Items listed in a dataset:
+++++
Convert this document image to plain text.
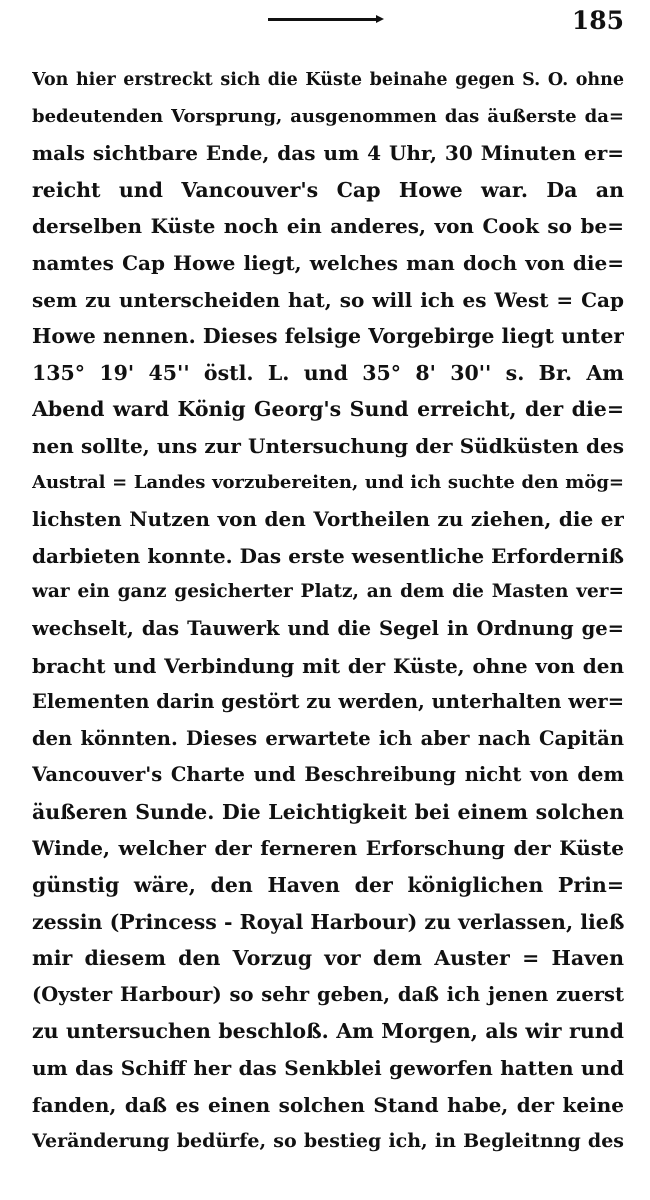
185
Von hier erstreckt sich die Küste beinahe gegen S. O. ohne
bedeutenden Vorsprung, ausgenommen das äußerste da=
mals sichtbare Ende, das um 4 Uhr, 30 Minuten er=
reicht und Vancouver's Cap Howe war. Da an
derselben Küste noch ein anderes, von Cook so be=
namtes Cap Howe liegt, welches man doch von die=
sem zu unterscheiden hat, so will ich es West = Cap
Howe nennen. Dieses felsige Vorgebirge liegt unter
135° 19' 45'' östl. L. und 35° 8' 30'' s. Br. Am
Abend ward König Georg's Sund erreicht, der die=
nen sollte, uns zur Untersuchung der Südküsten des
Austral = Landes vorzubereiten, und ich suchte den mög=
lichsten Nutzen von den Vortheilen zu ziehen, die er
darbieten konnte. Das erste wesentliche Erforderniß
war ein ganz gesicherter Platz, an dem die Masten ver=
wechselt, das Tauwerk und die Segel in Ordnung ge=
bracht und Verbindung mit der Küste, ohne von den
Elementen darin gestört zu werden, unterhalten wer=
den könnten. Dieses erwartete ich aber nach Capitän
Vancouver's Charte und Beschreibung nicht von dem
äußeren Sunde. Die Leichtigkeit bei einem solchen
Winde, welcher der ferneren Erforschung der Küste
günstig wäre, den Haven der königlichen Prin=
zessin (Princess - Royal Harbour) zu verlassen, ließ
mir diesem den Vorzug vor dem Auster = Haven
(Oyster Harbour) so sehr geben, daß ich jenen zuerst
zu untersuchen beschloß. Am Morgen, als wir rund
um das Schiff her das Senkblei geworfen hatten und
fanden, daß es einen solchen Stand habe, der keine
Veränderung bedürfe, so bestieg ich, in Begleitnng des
+++++
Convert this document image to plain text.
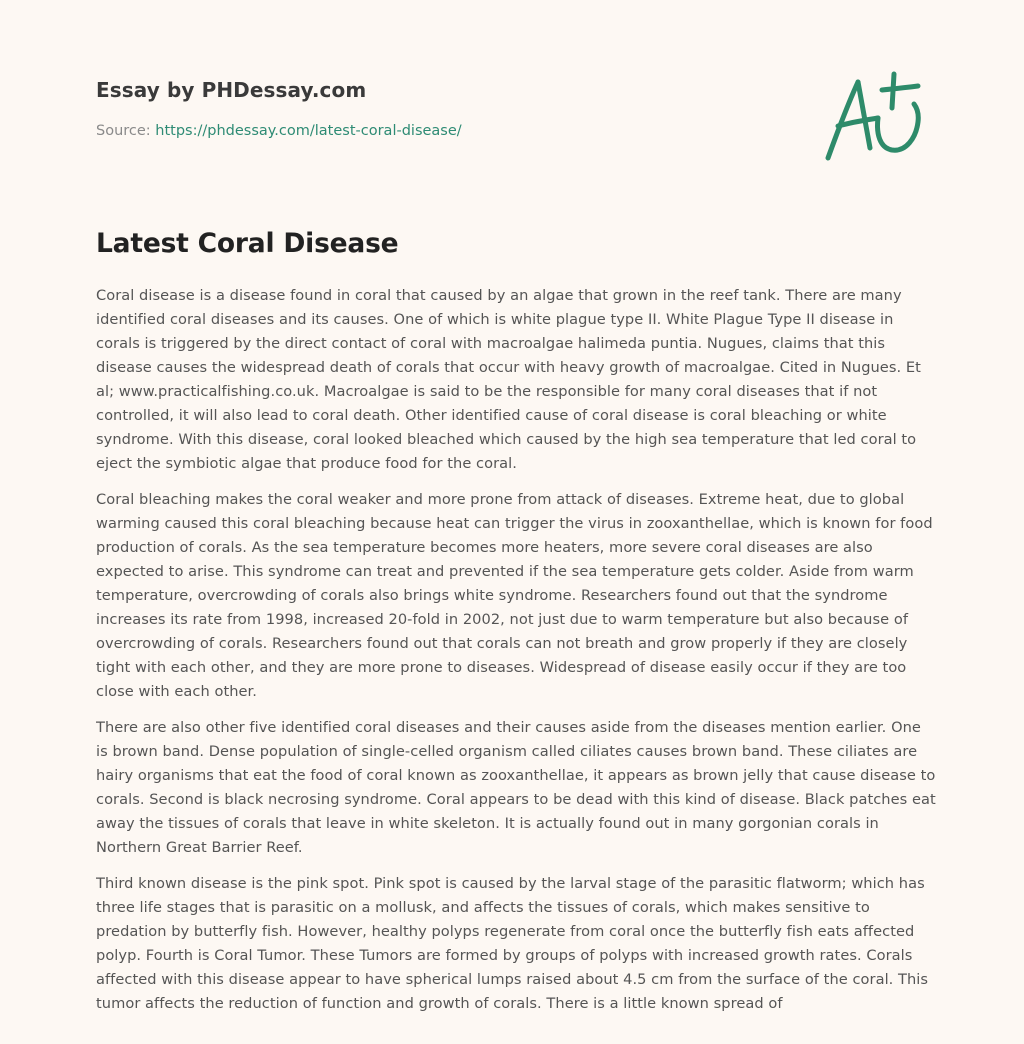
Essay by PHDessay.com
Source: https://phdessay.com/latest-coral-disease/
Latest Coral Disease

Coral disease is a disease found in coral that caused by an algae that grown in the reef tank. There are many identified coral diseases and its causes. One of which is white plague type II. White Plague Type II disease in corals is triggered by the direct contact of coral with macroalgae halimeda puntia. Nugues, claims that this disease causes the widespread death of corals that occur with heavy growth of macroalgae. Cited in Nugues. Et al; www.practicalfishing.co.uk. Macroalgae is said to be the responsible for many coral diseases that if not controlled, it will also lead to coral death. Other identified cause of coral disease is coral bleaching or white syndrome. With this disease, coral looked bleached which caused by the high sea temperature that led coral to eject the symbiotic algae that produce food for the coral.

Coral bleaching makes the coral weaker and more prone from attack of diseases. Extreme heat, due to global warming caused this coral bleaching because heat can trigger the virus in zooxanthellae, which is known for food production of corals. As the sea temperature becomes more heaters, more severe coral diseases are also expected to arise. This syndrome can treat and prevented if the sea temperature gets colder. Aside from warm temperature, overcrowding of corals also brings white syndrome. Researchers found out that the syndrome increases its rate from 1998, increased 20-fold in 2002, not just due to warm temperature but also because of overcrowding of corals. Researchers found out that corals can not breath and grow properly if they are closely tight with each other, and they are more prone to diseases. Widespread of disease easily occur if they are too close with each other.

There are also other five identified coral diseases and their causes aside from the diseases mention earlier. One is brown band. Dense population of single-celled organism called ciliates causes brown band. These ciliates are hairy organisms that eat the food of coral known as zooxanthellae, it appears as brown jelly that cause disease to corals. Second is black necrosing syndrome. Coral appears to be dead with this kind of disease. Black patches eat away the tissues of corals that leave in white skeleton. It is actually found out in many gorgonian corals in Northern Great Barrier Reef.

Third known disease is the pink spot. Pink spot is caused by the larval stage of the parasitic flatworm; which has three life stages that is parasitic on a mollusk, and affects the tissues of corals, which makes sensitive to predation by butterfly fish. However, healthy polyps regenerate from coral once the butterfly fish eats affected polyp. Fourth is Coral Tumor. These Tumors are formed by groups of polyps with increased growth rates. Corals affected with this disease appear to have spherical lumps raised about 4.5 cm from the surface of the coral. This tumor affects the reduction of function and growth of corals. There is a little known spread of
+++++
#### REQUIREMENT
How many lines in the data above hold the word "Vancouver"? Answer with the number alone.

#### ANSWER FOR THE TASK
2